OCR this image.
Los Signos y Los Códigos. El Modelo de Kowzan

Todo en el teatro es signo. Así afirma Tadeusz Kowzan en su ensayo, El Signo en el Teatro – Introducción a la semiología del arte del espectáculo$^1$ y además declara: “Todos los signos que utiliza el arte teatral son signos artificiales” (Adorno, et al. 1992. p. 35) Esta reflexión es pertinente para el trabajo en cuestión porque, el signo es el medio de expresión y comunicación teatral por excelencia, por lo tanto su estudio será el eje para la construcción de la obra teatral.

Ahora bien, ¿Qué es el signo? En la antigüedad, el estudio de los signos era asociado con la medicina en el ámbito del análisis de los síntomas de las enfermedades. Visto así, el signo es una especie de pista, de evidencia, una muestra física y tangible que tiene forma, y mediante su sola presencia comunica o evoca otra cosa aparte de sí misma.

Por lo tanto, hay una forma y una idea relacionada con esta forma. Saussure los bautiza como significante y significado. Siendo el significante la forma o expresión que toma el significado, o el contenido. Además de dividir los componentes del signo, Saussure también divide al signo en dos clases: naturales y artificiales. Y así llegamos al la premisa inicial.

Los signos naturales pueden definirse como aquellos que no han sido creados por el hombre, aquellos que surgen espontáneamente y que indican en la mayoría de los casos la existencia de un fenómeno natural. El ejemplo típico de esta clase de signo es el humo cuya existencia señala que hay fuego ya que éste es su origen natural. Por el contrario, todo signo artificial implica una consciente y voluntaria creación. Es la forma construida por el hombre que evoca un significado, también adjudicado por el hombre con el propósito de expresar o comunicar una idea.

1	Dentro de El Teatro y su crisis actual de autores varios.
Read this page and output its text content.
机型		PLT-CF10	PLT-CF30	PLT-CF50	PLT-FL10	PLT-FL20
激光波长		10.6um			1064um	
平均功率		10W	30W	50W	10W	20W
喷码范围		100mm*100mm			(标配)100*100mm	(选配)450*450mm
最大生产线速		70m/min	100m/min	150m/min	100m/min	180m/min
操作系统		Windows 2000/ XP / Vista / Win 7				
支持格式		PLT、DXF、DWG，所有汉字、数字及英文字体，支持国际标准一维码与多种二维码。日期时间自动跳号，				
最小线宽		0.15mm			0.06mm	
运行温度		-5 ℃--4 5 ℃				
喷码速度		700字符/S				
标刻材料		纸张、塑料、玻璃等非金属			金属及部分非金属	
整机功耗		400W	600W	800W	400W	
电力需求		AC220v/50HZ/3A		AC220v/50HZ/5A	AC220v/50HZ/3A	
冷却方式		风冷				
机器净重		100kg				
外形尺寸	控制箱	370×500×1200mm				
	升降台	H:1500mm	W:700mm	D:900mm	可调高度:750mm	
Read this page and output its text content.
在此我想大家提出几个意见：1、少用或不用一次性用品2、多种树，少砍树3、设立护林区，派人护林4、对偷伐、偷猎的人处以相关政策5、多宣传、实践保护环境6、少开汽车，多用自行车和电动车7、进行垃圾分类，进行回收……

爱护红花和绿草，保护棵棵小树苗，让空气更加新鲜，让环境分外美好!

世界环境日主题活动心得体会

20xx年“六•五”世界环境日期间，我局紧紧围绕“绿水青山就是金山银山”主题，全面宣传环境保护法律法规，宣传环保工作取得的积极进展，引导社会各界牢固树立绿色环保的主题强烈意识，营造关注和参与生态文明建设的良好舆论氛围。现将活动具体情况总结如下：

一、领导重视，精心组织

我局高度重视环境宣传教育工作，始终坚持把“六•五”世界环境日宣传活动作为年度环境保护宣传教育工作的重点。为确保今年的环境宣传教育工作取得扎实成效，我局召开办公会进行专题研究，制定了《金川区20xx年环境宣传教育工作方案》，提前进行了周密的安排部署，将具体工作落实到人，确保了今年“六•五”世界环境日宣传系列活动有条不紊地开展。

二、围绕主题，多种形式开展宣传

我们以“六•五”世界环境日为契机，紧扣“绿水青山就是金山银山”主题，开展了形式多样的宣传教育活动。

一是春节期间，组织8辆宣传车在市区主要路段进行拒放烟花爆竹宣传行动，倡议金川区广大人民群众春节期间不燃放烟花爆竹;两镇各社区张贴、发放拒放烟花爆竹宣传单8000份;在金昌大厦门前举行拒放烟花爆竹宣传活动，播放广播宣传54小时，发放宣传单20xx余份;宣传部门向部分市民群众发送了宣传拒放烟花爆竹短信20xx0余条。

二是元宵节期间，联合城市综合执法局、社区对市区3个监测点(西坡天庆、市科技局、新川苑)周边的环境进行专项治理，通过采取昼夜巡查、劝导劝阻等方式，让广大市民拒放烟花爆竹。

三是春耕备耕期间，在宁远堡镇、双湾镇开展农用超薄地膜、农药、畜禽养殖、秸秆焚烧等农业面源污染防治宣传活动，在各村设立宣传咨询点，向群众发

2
◆ ◆ ◆ ◆ ◆
Extract each line of the listing above, copying it word for word.

OCR this image.
Los Signos y Los Códigos. El Modelo de Kowzan

Todo en el teatro es signo. Así afirma Tadeusz Kowzan en su ensayo, El Signo en el Teatro – Introducción a la semiología del arte del espectáculo$^1$ y además declara: “Todos los signos que utiliza el arte teatral son signos artificiales” (Adorno, et al. 1992. p. 35) Esta reflexión es pertinente para el trabajo en cuestión porque, el signo es el medio de expresión y comunicación teatral por excelencia, por lo tanto su estudio será el eje para la construcción de la obra teatral.

Ahora bien, ¿Qué es el signo? En la antigüedad, el estudio de los signos era asociado con la medicina en el ámbito del análisis de los síntomas de las enfermedades. Visto así, el signo es una especie de pista, de evidencia, una muestra física y tangible que tiene forma, y mediante su sola presencia comunica o evoca otra cosa aparte de sí misma.

Por lo tanto, hay una forma y una idea relacionada con esta forma. Saussure los bautiza como significante y significado. Siendo el significante la forma o expresión que toma el significado, o el contenido. Además de dividir los componentes del signo, Saussure también divide al signo en dos clases: naturales y artificiales. Y así llegamos al la premisa inicial.

Los signos naturales pueden definirse como aquellos que no han sido creados por el hombre, aquellos que surgen espontáneamente y que indican en la mayoría de los casos la existencia de un fenómeno natural. El ejemplo típico de esta clase de signo es el humo cuya existencia señala que hay fuego ya que éste es su origen natural. Por el contrario, todo signo artificial implica una consciente y voluntaria creación. Es la forma construida por el hombre que evoca un significado, también adjudicado por el hombre con el propósito de expresar o comunicar una idea.

1	Dentro de El Teatro y su crisis actual de autores varios.
Read this page and output its text content.
机型		PLT-CF10	PLT-CF30	PLT-CF50	PLT-FL10	PLT-FL20
激光波长		10.6um			1064um	
平均功率		10W	30W	50W	10W	20W
喷码范围		100mm*100mm			(标配)100*100mm	(选配)450*450mm
最大生产线速		70m/min	100m/min	150m/min	100m/min	180m/min
操作系统		Windows 2000/ XP / Vista / Win 7				
支持格式		PLT、DXF、DWG，所有汉字、数字及英文字体，支持国际标准一维码与多种二维码。日期时间自动跳号，				
最小线宽		0.15mm			0.06mm	
运行温度		-5 ℃--4 5 ℃				
喷码速度		700字符/S				
标刻材料		纸张、塑料、玻璃等非金属			金属及部分非金属	
整机功耗		400W	600W	800W	400W	
电力需求		AC220v/50HZ/3A		AC220v/50HZ/5A	AC220v/50HZ/3A	
冷却方式		风冷				
机器净重		100kg				
外形尺寸	控制箱	370×500×1200mm				
	升降台	H:1500mm	W:700mm	D:900mm	可调高度:750mm	
Read this page and output its text content.
在此我想大家提出几个意见：1、少用或不用一次性用品2、多种树，少砍树3、设立护林区，派人护林4、对偷伐、偷猎的人处以相关政策5、多宣传、实践保护环境6、少开汽车，多用自行车和电动车7、进行垃圾分类，进行回收……

爱护红花和绿草，保护棵棵小树苗，让空气更加新鲜，让环境分外美好!

世界环境日主题活动心得体会

20xx年“六•五”世界环境日期间，我局紧紧围绕“绿水青山就是金山银山”主题，全面宣传环境保护法律法规，宣传环保工作取得的积极进展，引导社会各界牢固树立绿色环保的主题强烈意识，营造关注和参与生态文明建设的良好舆论氛围。现将活动具体情况总结如下：

一、领导重视，精心组织

我局高度重视环境宣传教育工作，始终坚持把“六•五”世界环境日宣传活动作为年度环境保护宣传教育工作的重点。为确保今年的环境宣传教育工作取得扎实成效，我局召开办公会进行专题研究，制定了《金川区20xx年环境宣传教育工作方案》，提前进行了周密的安排部署，将具体工作落实到人，确保了今年“六•五”世界环境日宣传系列活动有条不紊地开展。

二、围绕主题，多种形式开展宣传

我们以“六•五”世界环境日为契机，紧扣“绿水青山就是金山银山”主题，开展了形式多样的宣传教育活动。

一是春节期间，组织8辆宣传车在市区主要路段进行拒放烟花爆竹宣传行动，倡议金川区广大人民群众春节期间不燃放烟花爆竹;两镇各社区张贴、发放拒放烟花爆竹宣传单8000份;在金昌大厦门前举行拒放烟花爆竹宣传活动，播放广播宣传54小时，发放宣传单20xx余份;宣传部门向部分市民群众发送了宣传拒放烟花爆竹短信20xx0余条。

二是元宵节期间，联合城市综合执法局、社区对市区3个监测点(西坡天庆、市科技局、新川苑)周边的环境进行专项治理，通过采取昼夜巡查、劝导劝阻等方式，让广大市民拒放烟花爆竹。

三是春耕备耕期间，在宁远堡镇、双湾镇开展农用超薄地膜、农药、畜禽养殖、秸秆焚烧等农业面源污染防治宣传活动，在各村设立宣传咨询点，向群众发

2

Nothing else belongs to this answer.